═══ Provided information ═══

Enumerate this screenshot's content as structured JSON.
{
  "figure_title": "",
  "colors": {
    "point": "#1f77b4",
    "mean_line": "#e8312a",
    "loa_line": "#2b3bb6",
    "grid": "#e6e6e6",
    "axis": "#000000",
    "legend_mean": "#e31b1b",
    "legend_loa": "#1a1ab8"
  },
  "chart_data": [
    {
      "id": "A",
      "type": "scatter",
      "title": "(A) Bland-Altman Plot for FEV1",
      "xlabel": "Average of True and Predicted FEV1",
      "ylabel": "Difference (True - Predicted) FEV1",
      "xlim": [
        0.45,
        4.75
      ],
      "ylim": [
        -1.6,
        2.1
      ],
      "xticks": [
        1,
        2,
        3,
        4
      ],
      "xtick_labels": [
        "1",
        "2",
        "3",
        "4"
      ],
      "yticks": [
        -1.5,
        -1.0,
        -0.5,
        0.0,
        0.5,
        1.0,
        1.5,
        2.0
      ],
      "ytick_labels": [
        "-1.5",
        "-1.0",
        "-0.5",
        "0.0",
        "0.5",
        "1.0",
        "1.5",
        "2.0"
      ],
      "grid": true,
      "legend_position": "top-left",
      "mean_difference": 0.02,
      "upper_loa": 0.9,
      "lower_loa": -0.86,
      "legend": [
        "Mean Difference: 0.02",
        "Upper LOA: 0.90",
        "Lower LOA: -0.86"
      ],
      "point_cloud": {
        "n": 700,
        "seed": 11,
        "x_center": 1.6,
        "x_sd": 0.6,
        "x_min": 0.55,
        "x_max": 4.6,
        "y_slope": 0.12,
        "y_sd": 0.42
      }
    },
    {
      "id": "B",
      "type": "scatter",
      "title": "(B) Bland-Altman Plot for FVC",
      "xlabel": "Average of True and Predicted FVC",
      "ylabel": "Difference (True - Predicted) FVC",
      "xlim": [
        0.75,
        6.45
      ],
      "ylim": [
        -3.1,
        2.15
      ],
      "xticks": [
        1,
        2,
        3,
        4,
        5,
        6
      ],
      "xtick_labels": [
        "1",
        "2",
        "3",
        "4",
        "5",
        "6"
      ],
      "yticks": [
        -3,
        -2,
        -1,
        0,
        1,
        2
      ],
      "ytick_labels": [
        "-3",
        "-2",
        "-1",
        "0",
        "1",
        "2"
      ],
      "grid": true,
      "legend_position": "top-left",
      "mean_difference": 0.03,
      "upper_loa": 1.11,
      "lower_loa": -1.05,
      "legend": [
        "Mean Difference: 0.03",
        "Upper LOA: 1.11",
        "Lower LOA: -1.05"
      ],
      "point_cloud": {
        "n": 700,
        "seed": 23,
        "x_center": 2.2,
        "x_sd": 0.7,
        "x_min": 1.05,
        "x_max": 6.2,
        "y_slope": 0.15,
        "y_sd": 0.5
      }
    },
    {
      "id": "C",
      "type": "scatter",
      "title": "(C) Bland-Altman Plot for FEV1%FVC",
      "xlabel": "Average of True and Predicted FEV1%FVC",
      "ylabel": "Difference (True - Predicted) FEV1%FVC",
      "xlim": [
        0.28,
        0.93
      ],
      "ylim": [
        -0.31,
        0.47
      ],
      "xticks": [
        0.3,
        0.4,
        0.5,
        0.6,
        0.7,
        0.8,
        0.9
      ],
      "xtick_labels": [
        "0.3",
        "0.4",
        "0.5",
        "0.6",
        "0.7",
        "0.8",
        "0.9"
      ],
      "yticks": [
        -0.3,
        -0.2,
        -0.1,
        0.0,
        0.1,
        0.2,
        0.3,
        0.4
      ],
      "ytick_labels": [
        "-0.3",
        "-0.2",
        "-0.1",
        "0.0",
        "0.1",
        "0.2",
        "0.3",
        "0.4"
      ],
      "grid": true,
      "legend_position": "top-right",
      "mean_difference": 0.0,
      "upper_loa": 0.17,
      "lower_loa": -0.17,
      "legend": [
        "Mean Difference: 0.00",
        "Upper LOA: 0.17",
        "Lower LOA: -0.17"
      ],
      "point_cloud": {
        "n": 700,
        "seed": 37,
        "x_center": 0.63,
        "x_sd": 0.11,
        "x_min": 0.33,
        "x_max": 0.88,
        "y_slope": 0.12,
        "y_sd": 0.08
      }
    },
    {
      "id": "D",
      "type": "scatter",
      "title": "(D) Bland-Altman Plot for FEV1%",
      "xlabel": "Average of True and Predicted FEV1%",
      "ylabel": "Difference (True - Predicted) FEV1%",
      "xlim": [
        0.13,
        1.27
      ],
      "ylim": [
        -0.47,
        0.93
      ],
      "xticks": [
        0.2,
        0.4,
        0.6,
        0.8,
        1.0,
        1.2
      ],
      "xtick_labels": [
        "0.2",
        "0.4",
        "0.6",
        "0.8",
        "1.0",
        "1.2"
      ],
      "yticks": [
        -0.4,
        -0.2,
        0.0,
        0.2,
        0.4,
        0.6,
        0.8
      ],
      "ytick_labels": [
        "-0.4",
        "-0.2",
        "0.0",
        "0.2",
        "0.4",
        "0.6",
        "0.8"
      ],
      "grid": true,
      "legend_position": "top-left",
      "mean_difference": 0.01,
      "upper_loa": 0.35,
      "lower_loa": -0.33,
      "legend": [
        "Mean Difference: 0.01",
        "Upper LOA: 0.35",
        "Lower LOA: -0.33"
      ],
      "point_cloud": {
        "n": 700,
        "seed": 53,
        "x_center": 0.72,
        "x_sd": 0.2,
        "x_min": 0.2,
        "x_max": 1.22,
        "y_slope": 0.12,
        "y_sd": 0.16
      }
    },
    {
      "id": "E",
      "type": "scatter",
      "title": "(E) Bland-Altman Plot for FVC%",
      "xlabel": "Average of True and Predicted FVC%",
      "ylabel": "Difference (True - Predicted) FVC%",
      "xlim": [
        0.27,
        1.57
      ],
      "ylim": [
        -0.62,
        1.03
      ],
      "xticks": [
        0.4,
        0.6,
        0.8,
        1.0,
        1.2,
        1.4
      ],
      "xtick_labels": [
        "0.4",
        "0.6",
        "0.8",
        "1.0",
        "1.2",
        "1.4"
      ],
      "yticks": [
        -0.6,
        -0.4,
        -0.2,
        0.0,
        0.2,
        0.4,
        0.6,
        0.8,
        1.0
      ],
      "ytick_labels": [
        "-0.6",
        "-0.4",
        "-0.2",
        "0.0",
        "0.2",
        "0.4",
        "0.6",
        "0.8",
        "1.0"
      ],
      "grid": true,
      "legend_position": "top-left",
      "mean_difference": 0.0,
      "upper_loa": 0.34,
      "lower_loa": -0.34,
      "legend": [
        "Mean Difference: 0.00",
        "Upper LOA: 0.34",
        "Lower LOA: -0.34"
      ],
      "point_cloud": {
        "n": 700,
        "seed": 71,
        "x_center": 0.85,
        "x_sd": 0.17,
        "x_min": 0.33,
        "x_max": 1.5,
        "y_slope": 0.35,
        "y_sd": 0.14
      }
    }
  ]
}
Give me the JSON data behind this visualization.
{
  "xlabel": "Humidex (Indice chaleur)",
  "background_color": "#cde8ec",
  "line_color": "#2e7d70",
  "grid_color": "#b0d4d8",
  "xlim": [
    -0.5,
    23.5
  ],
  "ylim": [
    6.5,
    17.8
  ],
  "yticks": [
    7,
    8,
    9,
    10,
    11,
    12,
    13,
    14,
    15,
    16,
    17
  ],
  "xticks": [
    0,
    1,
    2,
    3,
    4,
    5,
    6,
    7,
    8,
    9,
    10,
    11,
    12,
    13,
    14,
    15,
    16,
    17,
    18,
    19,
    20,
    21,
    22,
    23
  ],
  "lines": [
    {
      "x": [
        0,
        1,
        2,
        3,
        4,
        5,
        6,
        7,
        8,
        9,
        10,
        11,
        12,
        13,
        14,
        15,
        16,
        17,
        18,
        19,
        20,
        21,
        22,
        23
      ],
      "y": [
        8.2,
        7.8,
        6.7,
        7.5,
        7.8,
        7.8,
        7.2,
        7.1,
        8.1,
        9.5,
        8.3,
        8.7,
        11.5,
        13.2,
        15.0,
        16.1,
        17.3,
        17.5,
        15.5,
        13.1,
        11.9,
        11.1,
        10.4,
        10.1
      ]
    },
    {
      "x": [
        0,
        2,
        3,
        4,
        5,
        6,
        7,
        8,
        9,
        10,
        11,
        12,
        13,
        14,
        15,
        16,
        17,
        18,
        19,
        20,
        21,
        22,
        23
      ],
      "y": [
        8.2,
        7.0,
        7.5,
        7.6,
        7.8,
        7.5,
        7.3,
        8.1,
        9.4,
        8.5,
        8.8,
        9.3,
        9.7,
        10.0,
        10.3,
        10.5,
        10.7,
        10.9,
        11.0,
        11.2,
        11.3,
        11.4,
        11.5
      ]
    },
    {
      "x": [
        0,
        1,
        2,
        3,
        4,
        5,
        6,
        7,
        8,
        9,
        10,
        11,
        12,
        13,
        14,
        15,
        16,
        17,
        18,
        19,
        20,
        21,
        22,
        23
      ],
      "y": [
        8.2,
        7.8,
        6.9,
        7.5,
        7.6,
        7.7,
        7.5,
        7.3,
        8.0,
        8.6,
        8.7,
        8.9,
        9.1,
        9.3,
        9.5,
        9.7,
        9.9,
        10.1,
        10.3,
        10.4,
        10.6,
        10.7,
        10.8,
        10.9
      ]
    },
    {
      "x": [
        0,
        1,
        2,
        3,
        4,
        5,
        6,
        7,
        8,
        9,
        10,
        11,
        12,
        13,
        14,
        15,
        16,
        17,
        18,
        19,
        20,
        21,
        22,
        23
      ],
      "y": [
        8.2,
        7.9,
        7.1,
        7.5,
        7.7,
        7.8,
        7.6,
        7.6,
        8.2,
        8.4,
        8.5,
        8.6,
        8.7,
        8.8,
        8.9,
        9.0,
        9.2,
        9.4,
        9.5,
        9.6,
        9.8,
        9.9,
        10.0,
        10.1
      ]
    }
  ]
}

═══

• [Given request] Extract each line holding the word "JSON" from the records.

• [Output below]
Enumerate this screenshot's content as structured JSON.
Give me the JSON data behind this visualization.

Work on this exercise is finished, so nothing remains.